__Consegna__. Ricopia senza alcuna modifica, dal testo sul taglio dei boschi ai Castelli Romani, il passo che si apre con le parole contenenti "La questione ambientale, il" e si chiude con "sistema da perseguire.".

__Testo di partenza__.
-------------------------

La questione ambientale, il cambiamento climatico, l’innalzamento delle temperature, l’avanzare della siccità, la penuria d’acqua, non sono invenzioni giornalistiche o di qualche ambientalista radical chic. Sono ormai temi di attualità che devono per forza interessare oltre che la collettività anche la politica che su questo tema dovrebbe legiferare e non essere timida o accondiscendente alla multinazionale di turno.
Quanto sta accadendo ai Castelli Romani con il taglio dei boschi cedui, quasi sempre con l’unico criterio per il comune di turno di fare cassa, non può essere più un sistema da perseguire.
Neanche il Parco dei Castelli, nato da iniziativa popolare, per valorizzare e salvaguardare i 16 mila ettari di pertinenza, riesce ad incidere, proprio perché mancante di una visione attenta e di un vero progetto di valorizzazione ed integrazione.
Su questo tema lo scontro tra le associazioni ambientaliste da un lato, le aziende boschive e i comuni dall’altro è abbastanza sentito.

-------------------------

Voci degli elementi annotati:

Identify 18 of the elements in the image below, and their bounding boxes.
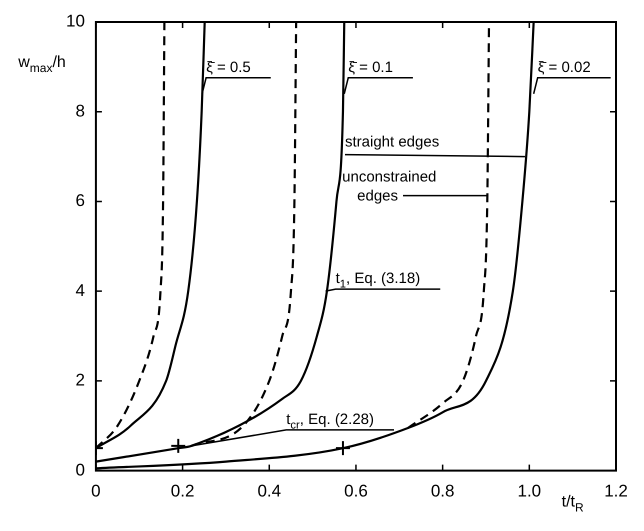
annotation: ξ̄ = 0.5 — [206, 58, 251, 76]
y-tick-label: 4 — [75, 280, 85, 300]
x-tick-label: 0 — [91, 481, 101, 500]
y-tick-label: 8 — [75, 101, 85, 120]
annotation: ξ̄ = 0.02 — [538, 58, 591, 76]
annotation: ξ̄ = 0.1 — [348, 58, 393, 76]
annotation: straight edges — [344, 134, 440, 151]
x-tick-label: 1.0 — [518, 481, 542, 500]
x-tick-label: 0.2 — [170, 481, 194, 500]
annotation: unconstrained edges — [342, 168, 436, 205]
x-tick-label: 0.8 — [430, 481, 454, 500]
y-tick-label: 0 — [75, 460, 85, 480]
y-tick-label: 6 — [75, 191, 85, 210]
y-tick-label: 10 — [66, 12, 85, 31]
y-tick-label: 2 — [75, 370, 85, 390]
x-tick-label: 0.6 — [344, 481, 368, 500]
x-tick-label: 1.2 — [604, 481, 628, 500]
x-tick-label: 0.4 — [257, 481, 282, 500]
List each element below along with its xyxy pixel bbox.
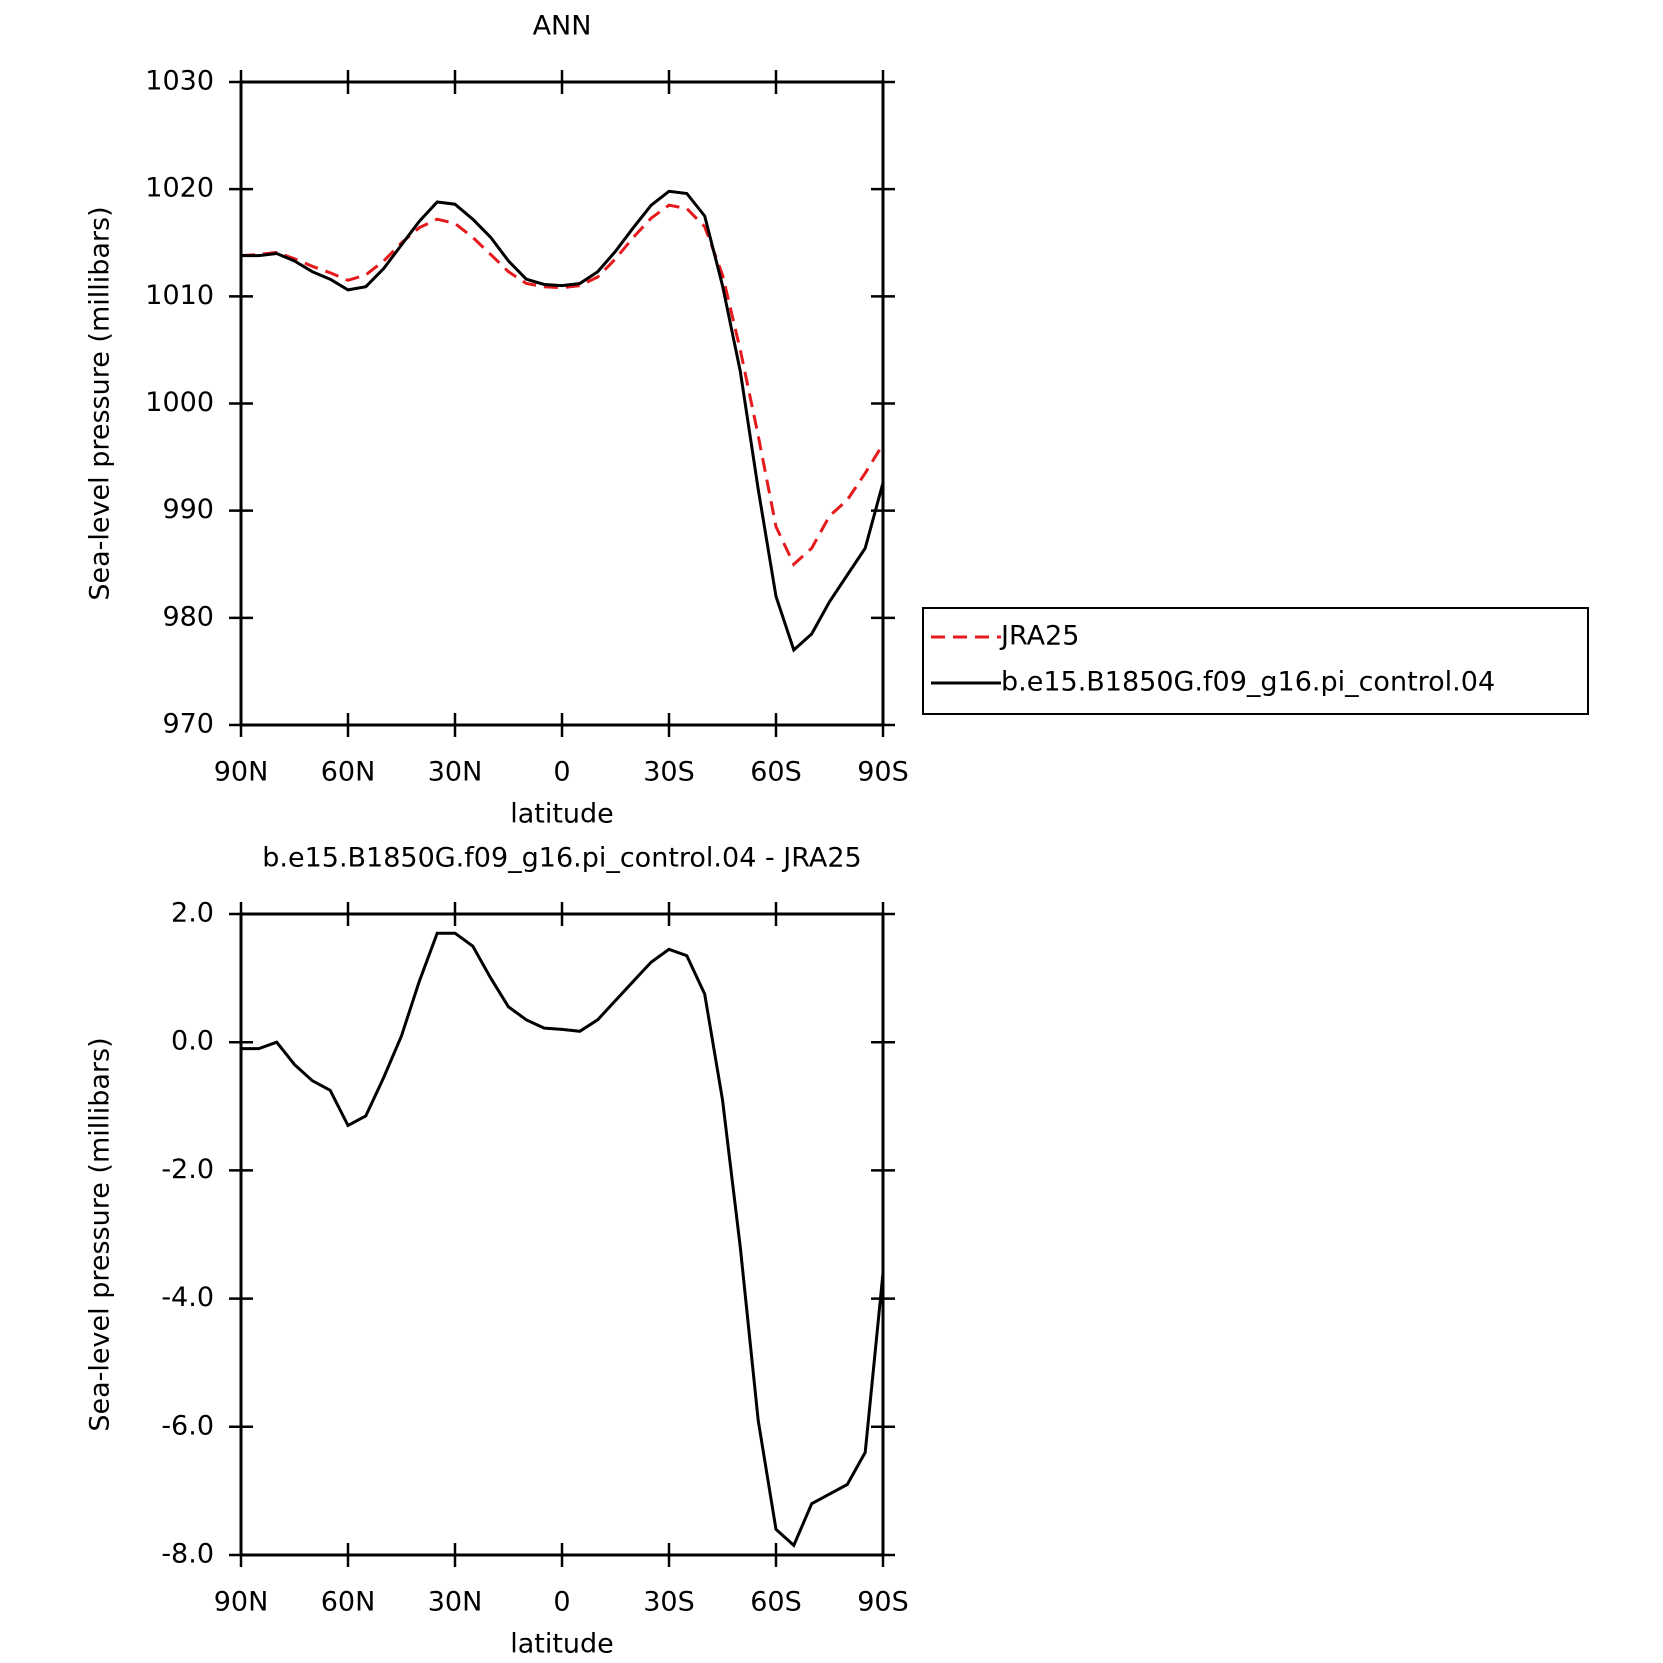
data-line — [240, 203, 885, 567]
x-tick-label: 60S — [750, 1587, 802, 1618]
x-tick-label: 30S — [643, 757, 695, 788]
x-tick-label: 90N — [214, 757, 269, 788]
y-tick-label: 1000 — [145, 387, 214, 418]
data-line — [241, 189, 885, 653]
x-tick-label: 0 — [553, 1587, 570, 1618]
y-tick-label: 0.0 — [171, 1026, 214, 1057]
y-tick-label: 1010 — [145, 280, 214, 311]
legend: JRA25 b.e15.B1850G.f09_g16.pi_control.04 — [922, 607, 1589, 715]
y-tick-label: 990 — [162, 494, 214, 525]
y-tick-label: 2.0 — [171, 898, 214, 929]
y-tick-label: -4.0 — [161, 1282, 214, 1313]
y-tick-label: 1030 — [145, 66, 214, 97]
x-tick-label: 30N — [428, 757, 483, 788]
plot-frame — [239, 80, 885, 727]
y-tick-label: 980 — [162, 601, 214, 632]
x-tick-label: 60N — [321, 1587, 376, 1618]
x-axis-label: latitude — [510, 799, 614, 830]
x-tick-label: 60N — [321, 757, 376, 788]
x-tick-label: 30N — [428, 1587, 483, 1618]
plot-frame — [239, 912, 885, 1557]
y-tick-label: -6.0 — [161, 1410, 214, 1441]
y-axis-label: Sea-level pressure (millibars) — [85, 206, 116, 600]
chart-title: ANN — [533, 11, 592, 42]
y-tick-label: 970 — [162, 709, 214, 740]
x-tick-label: 90N — [214, 1587, 269, 1618]
x-tick-label: 90S — [857, 1587, 909, 1618]
x-tick-label: 30S — [643, 1587, 695, 1618]
chart-title: b.e15.B1850G.f09_g16.pi_control.04 - JRA… — [262, 843, 861, 874]
y-tick-label: -2.0 — [161, 1154, 214, 1185]
legend-box — [922, 607, 1589, 715]
x-tick-label: 90S — [857, 757, 909, 788]
legend-label: JRA25 — [999, 621, 1079, 652]
y-tick-label: -8.0 — [161, 1539, 214, 1570]
x-axis-label: latitude — [510, 1629, 614, 1660]
legend-label: b.e15.B1850G.f09_g16.pi_control.04 — [1001, 667, 1495, 698]
y-tick-label: 1020 — [145, 173, 214, 204]
data-line — [241, 931, 885, 1548]
y-axis-label: Sea-level pressure (millibars) — [85, 1037, 116, 1431]
x-tick-label: 60S — [750, 757, 802, 788]
x-tick-label: 0 — [553, 757, 570, 788]
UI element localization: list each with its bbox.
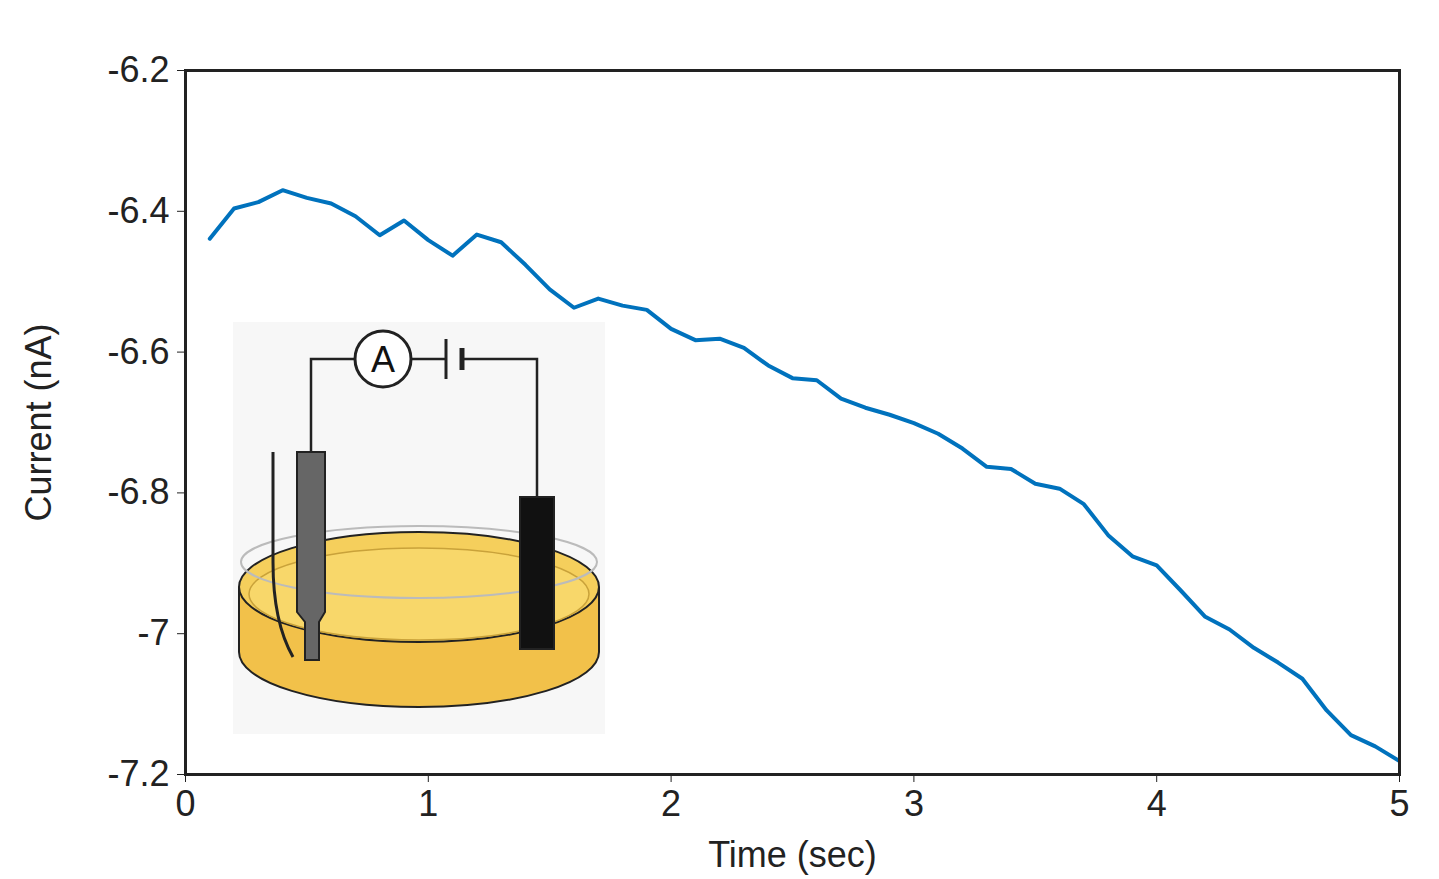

-------------------------

__Soluzione__.
La questione ambientale, il cambiamento climatico, l’innalzamento delle temperature, l’avanzare della siccità, la penuria d’acqua, non sono invenzioni giornalistiche o di qualche ambientalista radical chic. Sono ormai temi di attualità che devono per forza interessare oltre che la collettività anche la politica che su questo tema dovrebbe legiferare e non essere timida o accondiscendente alla multinazionale di turno.
Quanto sta accadendo ai Castelli Romani con il taglio dei boschi cedui, quasi sempre con l’unico criterio per il comune di turno di fare cassa, non può essere più un sistema da perseguire.